Locate all lines in the data below that hold "title" and show them.

Rows:
--------------------------------------------------
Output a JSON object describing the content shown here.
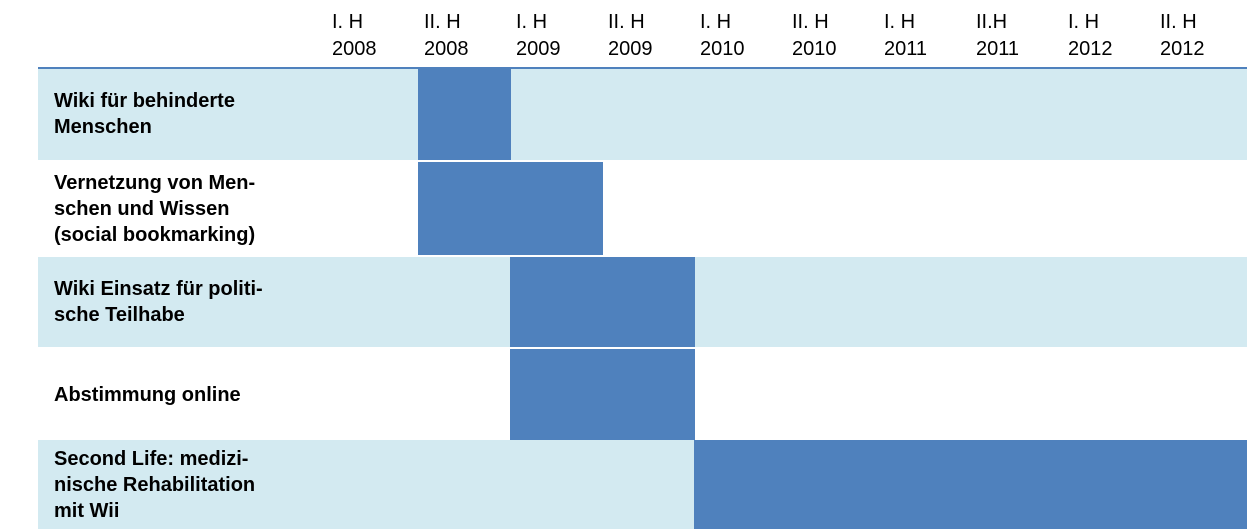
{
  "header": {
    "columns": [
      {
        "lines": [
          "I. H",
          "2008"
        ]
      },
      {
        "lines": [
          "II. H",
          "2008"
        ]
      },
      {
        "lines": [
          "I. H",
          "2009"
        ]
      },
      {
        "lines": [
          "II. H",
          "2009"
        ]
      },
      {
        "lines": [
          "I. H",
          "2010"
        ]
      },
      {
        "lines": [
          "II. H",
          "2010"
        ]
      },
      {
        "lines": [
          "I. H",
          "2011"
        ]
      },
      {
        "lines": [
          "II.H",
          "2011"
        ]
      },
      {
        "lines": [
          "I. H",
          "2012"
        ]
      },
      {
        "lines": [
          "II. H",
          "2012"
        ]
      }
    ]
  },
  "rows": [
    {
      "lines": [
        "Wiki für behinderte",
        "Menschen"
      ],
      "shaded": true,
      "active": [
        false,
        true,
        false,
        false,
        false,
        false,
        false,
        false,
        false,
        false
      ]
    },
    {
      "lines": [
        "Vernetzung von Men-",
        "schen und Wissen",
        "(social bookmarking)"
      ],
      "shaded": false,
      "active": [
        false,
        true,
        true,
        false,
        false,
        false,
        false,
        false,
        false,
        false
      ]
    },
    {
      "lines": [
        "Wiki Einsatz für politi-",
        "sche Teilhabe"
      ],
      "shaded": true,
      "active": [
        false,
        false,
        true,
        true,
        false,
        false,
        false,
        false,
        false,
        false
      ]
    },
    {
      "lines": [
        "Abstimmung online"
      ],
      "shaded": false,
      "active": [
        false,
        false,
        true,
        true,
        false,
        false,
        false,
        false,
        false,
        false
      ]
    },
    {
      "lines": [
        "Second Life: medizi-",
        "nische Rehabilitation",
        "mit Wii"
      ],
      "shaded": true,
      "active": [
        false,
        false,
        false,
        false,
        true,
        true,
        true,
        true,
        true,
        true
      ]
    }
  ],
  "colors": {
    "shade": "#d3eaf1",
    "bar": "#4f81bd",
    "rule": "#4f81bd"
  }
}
--------------------------------------------------
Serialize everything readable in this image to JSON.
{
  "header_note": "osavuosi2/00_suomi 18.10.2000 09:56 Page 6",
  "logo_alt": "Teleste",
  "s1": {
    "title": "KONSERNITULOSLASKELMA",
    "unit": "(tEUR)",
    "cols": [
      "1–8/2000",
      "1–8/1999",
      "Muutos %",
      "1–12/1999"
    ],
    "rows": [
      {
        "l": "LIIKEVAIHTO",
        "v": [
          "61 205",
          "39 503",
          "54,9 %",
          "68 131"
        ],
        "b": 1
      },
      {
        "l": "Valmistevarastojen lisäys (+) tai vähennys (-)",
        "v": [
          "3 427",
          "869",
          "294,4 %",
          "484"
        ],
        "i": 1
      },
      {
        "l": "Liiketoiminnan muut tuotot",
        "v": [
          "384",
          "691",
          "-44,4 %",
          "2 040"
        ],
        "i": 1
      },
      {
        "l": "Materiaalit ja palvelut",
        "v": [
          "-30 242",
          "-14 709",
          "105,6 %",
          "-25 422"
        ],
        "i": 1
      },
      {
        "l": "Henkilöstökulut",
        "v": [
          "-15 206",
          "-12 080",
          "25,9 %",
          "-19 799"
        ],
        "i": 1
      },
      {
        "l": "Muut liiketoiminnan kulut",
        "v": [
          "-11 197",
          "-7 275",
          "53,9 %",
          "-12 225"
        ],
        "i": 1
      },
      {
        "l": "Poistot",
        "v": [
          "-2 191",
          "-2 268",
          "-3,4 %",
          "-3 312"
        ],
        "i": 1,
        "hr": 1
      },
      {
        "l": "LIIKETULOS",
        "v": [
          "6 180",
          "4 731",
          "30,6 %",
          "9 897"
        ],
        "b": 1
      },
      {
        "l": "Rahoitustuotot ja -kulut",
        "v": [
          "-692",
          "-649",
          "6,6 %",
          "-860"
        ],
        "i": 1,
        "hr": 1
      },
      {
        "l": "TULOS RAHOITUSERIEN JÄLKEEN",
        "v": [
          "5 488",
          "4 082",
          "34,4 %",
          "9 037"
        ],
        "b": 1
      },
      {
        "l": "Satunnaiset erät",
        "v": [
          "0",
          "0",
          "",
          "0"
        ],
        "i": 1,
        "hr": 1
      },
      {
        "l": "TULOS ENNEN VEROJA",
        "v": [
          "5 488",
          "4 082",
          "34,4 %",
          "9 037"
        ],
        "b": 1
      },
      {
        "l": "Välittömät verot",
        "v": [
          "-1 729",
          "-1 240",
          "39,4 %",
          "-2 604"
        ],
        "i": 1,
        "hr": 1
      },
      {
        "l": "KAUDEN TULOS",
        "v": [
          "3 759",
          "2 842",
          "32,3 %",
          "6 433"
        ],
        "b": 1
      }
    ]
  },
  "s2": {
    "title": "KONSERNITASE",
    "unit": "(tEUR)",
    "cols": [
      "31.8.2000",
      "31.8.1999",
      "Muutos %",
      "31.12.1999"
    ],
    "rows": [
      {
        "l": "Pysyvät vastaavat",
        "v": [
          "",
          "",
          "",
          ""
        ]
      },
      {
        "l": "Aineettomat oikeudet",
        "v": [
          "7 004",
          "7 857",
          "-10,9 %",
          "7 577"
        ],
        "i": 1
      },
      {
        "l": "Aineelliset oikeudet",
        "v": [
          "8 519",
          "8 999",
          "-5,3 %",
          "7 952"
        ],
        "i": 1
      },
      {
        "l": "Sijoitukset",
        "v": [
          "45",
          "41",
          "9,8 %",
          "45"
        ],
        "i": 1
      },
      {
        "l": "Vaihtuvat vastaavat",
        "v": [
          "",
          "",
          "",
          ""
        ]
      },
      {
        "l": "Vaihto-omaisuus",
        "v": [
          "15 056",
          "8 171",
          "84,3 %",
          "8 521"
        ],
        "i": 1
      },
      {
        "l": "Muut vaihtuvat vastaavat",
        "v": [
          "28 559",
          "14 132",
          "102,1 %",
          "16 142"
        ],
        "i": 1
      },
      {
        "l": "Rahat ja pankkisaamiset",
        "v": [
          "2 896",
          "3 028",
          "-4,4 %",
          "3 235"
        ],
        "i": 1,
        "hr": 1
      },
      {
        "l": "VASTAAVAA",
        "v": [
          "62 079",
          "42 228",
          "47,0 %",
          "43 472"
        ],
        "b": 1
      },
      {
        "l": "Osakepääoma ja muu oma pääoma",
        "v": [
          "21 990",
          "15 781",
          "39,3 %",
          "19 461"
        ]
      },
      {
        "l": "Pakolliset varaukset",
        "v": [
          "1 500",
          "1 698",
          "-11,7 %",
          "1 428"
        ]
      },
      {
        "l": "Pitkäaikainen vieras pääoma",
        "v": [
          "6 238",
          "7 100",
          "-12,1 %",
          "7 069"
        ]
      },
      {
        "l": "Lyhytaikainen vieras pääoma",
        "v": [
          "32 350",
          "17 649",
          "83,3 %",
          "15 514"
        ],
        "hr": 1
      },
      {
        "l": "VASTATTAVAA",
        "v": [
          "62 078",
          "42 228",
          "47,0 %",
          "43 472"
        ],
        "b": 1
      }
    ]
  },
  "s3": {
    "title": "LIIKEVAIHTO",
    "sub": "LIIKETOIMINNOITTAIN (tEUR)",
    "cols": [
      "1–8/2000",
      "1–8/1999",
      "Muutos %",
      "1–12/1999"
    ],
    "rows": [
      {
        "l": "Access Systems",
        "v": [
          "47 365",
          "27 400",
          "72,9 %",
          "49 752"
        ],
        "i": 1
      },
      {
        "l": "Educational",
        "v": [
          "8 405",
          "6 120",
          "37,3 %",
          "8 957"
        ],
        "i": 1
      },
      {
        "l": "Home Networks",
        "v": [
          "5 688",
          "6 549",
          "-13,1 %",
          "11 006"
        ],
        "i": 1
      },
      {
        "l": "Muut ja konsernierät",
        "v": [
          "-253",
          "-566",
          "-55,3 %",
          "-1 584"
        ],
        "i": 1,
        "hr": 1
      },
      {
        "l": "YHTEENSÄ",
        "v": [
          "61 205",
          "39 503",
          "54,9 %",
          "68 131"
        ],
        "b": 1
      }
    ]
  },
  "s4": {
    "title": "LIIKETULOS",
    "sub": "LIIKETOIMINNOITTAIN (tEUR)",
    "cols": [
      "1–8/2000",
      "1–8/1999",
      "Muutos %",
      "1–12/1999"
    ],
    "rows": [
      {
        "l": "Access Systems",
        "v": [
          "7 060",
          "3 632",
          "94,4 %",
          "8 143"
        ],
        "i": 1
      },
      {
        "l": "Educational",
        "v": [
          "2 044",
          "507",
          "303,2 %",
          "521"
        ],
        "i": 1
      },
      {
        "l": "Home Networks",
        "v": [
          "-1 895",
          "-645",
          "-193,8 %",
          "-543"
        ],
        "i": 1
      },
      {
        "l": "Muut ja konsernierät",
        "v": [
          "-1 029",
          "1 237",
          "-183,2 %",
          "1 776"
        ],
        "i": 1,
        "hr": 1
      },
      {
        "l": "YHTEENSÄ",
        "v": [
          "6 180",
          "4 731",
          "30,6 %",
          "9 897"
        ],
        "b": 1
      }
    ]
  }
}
--------------------------------------------------
Answer to the exercise:
    "title": "KONSERNITULOSLASKELMA",
    "title": "KONSERNITASE",
    "title": "LIIKEVAIHTO",
    "title": "LIIKETULOS",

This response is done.